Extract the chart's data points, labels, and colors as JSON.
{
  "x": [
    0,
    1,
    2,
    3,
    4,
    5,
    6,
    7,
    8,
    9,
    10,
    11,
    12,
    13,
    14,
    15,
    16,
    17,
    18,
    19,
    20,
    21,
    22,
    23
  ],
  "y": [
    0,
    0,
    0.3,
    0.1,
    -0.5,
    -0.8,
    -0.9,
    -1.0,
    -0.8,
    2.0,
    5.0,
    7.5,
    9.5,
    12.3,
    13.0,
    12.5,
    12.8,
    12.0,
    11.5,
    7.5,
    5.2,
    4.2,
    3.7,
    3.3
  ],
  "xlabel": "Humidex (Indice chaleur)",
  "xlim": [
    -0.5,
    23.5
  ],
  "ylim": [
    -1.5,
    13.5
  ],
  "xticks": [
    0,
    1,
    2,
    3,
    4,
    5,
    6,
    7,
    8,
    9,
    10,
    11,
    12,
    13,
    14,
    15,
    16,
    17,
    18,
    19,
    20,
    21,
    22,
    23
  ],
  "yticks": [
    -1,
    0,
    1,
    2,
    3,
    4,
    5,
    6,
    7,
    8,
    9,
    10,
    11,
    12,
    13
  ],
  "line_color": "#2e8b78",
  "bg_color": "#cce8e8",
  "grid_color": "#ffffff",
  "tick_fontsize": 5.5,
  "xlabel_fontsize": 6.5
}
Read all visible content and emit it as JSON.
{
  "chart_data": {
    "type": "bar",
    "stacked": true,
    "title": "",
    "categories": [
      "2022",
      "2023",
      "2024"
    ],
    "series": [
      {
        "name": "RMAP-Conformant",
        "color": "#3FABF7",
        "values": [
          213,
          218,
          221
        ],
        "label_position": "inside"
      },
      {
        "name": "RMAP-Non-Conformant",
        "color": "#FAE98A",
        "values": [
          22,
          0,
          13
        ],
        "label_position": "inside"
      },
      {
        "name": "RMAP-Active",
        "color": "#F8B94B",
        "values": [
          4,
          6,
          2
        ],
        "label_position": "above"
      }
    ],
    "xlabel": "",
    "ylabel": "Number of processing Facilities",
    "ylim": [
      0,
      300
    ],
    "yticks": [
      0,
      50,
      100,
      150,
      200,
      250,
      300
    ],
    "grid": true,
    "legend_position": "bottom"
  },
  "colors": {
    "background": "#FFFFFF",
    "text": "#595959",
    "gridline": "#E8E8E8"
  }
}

* [What is required]
Write down the full listing again, exactly.

* [Finished exercise]
Extract the chart's data points, labels, and colors as JSON.
{
  "x": [
    0,
    1,
    2,
    3,
    4,
    5,
    6,
    7,
    8,
    9,
    10,
    11,
    12,
    13,
    14,
    15,
    16,
    17,
    18,
    19,
    20,
    21,
    22,
    23
  ],
  "y": [
    0,
    0,
    0.3,
    0.1,
    -0.5,
    -0.8,
    -0.9,
    -1.0,
    -0.8,
    2.0,
    5.0,
    7.5,
    9.5,
    12.3,
    13.0,
    12.5,
    12.8,
    12.0,
    11.5,
    7.5,
    5.2,
    4.2,
    3.7,
    3.3
  ],
  "xlabel": "Humidex (Indice chaleur)",
  "xlim": [
    -0.5,
    23.5
  ],
  "ylim": [
    -1.5,
    13.5
  ],
  "xticks": [
    0,
    1,
    2,
    3,
    4,
    5,
    6,
    7,
    8,
    9,
    10,
    11,
    12,
    13,
    14,
    15,
    16,
    17,
    18,
    19,
    20,
    21,
    22,
    23
  ],
  "yticks": [
    -1,
    0,
    1,
    2,
    3,
    4,
    5,
    6,
    7,
    8,
    9,
    10,
    11,
    12,
    13
  ],
  "line_color": "#2e8b78",
  "bg_color": "#cce8e8",
  "grid_color": "#ffffff",
  "tick_fontsize": 5.5,
  "xlabel_fontsize": 6.5
}
Read all visible content and emit it as JSON.
{
  "chart_data": {
    "type": "bar",
    "stacked": true,
    "title": "",
    "categories": [
      "2022",
      "2023",
      "2024"
    ],
    "series": [
      {
        "name": "RMAP-Conformant",
        "color": "#3FABF7",
        "values": [
          213,
          218,
          221
        ],
        "label_position": "inside"
      },
      {
        "name": "RMAP-Non-Conformant",
        "color": "#FAE98A",
        "values": [
          22,
          0,
          13
        ],
        "label_position": "inside"
      },
      {
        "name": "RMAP-Active",
        "color": "#F8B94B",
        "values": [
          4,
          6,
          2
        ],
        "label_position": "above"
      }
    ],
    "xlabel": "",
    "ylabel": "Number of processing Facilities",
    "ylim": [
      0,
      300
    ],
    "yticks": [
      0,
      50,
      100,
      150,
      200,
      250,
      300
    ],
    "grid": true,
    "legend_position": "bottom"
  },
  "colors": {
    "background": "#FFFFFF",
    "text": "#595959",
    "gridline": "#E8E8E8"
  }
}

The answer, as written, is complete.